**Stated goal A:**
In the track identification thread, what shoe size is given for reference?
**Stated goal B:**
Set down the part of the track identification thread between "I came across" and "150 years later.", inclusive.

**Excerpt provided:**
________________

# Track Identification



## Lonetree (Dec 4, 2010)

This pattern repeats over and over again. They are going uphill. Size 10.5 shoe for reference. ????

Sorry, not very good picture, it was taken with my phone.


----------



## Kevin D (Sep 15, 2007)

Inconclusive for me to say for certain, but my first impression is that with the repeating pattern it possibly could have been made by one of the larger cousins of the weasel family. Right now I'm remembering that wolverine captured on trail cam last year in the Uintahs, and I'm remembering a set of mystery tracks from the 1970's I encountered while trapping bobcat up Main Canyon near the head waters of Blacksmith Fork river and I'm asking myself is it possible??

I dunno. I'm not going out on a limb and saying for sure, but I would have liked to walk out the track for a while and seen it for myself.....


----------



## Fowlmouth (Oct 4, 2008)

Wolverine was my thought as well.


----------



## Lonetree (Dec 4, 2010)

Kevin D said:


> Inconclusive for me to say for certain, but my first impression is that with the repeating pattern it possibly could have been made by one of the larger cousins of the weasel family. Right now I'm remembering that wolverine captured on trail cam last year in the Uintahs, and I'm remembering a set of mystery tracks from the 1970's I encountered while trapping bobcat up Main Canyon near the head waters of Blacksmith Fork river and I'm asking myself is it possible??
> 
> I dunno. I'm not going out on a limb and saying for sure, but I would have liked to walk out the track for a while and seen it for myself.....


Well, so far everyone that has seen it, without being prompted has said the same thing....Wolverine.

I came across a set of tracks that had a more defined 3 by 3 pattern in spring of '95 or '96, in The Wasatch range above Ogden. At the time I did not know what they were. Nothing that size, made sense with the way it was walking. After looking it up later, I knew it had to be a wolverine, and the holes dug in the snow made even more sense. LMAO when I read Osbourne Russell's trapper journal a few years later. His encounter with a wolverine in the 1840s, was within sight of mine 150 years later.

We walked these tracks for about 100 yards, with my brother obliterating half the tracks. They led up the steep road we were walking. Most of the snow in the area was on the road. The valley we got to at the top of the road, was devoid of snow, but the North slope of the 9500' peak, on the other side of that small valley, that those tracks were pointed at, still had lots of snow. With melt out being what it is, I would say those tracks could not have been a full 48 hours old. There were older lion tracks in the bottom of the canyon.

I don't have much doubt as to what it was, but I saw a lot more than whats in the picture. Those center tracks have the toes turned in, and you could make out 5 toes a couple of them. I am just kicking myself for not packing the good camera.

________________

**Dataset content:**
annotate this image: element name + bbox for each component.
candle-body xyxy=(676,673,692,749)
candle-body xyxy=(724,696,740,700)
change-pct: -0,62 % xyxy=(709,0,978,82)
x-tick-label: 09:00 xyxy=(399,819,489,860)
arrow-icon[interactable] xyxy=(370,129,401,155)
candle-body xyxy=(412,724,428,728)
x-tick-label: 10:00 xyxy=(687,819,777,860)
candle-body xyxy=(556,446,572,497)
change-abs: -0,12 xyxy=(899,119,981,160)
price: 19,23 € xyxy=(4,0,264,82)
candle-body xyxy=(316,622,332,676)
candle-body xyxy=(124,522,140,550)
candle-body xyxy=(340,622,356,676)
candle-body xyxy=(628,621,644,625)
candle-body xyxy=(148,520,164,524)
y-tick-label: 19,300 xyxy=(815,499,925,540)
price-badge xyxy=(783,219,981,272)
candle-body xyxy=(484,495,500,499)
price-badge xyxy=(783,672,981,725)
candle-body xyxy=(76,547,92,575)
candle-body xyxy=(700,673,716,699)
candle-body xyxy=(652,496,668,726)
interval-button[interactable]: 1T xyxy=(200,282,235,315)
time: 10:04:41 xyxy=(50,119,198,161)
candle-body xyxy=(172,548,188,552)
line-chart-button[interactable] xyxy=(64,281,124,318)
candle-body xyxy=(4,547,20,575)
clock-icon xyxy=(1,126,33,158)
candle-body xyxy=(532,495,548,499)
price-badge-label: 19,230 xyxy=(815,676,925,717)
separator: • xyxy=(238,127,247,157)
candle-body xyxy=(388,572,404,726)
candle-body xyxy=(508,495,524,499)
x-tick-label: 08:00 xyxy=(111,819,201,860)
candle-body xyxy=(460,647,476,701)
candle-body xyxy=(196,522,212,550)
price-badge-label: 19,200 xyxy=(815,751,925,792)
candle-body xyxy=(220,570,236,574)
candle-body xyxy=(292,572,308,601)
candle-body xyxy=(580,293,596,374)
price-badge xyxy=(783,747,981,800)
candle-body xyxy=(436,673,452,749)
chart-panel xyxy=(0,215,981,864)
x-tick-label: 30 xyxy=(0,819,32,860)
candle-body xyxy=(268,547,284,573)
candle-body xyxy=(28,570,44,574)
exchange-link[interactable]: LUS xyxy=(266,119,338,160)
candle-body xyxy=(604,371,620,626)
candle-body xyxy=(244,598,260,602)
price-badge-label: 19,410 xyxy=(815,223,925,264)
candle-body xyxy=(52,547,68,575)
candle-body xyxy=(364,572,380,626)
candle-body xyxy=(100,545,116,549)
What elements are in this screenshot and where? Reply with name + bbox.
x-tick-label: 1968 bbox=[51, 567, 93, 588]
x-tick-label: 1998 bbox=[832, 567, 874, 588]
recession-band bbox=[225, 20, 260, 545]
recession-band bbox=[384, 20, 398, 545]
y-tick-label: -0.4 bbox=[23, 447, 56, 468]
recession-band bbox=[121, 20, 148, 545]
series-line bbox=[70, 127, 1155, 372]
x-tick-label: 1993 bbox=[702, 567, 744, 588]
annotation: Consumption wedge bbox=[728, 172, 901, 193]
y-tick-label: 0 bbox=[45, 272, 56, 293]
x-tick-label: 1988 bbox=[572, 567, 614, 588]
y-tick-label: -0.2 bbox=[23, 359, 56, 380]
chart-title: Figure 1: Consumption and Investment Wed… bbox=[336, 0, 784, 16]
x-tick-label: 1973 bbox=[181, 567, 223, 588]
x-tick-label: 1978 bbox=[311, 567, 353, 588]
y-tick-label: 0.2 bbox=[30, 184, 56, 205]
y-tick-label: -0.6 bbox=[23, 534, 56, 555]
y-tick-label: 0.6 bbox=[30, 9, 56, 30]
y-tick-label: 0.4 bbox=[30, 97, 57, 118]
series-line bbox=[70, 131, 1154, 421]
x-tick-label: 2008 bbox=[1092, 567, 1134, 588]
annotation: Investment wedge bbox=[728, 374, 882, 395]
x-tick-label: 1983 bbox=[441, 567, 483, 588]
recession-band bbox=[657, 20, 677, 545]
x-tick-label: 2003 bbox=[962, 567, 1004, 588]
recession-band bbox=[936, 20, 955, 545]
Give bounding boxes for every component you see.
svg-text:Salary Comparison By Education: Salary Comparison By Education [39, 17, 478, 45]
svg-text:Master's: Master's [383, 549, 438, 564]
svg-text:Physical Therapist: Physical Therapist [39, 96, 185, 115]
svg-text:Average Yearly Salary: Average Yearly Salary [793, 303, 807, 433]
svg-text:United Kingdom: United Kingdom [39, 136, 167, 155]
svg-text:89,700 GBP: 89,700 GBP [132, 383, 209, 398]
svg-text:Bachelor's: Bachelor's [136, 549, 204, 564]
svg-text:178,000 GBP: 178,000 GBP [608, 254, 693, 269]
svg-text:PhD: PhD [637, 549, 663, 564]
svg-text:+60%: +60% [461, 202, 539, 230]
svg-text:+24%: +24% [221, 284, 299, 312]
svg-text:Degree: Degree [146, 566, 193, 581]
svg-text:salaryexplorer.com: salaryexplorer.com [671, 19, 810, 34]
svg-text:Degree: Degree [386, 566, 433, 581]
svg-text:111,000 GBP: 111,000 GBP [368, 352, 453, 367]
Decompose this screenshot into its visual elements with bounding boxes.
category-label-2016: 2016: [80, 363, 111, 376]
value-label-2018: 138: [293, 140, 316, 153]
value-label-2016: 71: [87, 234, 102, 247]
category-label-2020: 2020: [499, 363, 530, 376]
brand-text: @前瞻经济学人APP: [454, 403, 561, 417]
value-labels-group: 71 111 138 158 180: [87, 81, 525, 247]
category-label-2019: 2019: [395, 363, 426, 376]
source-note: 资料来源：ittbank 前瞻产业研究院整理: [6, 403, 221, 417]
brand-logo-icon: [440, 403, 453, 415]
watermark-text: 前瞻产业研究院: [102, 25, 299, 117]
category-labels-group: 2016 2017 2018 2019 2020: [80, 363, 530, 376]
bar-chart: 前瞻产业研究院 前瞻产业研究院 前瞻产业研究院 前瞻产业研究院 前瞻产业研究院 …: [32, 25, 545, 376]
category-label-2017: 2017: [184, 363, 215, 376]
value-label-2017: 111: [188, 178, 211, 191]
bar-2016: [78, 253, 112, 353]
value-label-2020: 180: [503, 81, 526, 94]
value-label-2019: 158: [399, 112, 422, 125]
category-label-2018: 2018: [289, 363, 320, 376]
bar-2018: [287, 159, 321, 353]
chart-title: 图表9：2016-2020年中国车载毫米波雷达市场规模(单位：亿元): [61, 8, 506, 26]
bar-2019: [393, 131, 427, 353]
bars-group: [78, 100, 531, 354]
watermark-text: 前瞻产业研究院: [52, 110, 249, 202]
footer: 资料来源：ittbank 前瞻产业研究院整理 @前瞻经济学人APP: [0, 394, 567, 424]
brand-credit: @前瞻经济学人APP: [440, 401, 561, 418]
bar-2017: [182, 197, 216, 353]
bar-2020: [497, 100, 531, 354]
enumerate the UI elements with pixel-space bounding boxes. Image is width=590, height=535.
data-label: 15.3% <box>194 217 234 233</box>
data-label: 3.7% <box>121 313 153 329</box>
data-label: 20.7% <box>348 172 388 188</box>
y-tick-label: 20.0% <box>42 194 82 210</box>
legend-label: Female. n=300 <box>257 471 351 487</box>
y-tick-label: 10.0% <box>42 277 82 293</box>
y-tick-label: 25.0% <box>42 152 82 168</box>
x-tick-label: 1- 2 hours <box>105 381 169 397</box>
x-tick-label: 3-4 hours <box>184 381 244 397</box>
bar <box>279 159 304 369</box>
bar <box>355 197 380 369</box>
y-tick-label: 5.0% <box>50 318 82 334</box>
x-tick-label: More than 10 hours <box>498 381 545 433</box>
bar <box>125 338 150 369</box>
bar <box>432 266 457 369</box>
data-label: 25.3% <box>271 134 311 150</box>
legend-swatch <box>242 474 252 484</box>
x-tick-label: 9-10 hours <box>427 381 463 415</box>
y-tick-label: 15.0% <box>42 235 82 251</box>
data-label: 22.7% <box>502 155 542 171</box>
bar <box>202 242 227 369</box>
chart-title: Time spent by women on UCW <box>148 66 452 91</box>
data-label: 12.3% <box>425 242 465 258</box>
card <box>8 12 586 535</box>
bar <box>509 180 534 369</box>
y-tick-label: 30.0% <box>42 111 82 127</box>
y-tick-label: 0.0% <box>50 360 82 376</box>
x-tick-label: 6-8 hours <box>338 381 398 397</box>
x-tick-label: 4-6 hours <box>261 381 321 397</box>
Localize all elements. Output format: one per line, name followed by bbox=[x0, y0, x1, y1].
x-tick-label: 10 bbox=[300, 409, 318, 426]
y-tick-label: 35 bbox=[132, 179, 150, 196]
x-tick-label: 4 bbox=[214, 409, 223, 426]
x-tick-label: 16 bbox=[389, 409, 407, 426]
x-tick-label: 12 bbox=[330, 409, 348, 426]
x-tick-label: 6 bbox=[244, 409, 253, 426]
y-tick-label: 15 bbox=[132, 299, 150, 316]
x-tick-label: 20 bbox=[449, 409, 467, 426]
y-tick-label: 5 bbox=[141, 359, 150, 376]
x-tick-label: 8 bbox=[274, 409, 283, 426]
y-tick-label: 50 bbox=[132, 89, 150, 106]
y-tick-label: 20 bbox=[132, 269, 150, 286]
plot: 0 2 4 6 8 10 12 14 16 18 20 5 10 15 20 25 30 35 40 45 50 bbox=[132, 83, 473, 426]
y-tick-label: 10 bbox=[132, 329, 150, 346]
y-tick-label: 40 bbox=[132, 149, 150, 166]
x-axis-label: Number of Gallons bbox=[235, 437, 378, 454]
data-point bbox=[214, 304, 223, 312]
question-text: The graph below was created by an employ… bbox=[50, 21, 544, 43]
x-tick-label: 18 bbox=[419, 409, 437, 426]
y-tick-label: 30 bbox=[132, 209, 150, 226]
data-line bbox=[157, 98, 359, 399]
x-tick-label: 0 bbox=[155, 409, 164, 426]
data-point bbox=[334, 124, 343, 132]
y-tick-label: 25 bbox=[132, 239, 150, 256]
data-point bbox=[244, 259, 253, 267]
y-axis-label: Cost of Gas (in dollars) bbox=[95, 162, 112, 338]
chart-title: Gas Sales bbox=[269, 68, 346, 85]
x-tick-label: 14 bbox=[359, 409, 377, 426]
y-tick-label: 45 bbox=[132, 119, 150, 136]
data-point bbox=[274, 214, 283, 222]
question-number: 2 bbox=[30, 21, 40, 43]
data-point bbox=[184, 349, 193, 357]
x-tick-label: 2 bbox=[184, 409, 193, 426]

________________

**Output A:**
Size 10.5.

**Output B:**
I came across a set of tracks that had a more defined 3 by 3 pattern in spring of '95 or '96, in The Wasatch range above Ogden. At the time I did not know what they were. Nothing that size, made sense with the way it was walking. After looking it up later, I knew it had to be a wolverine, and the holes dug in the snow made even more sense. LMAO when I read Osbourne Russell's trapper journal a few years later. His encounter with a wolverine in the 1840s, was within sight of mine 150 years later.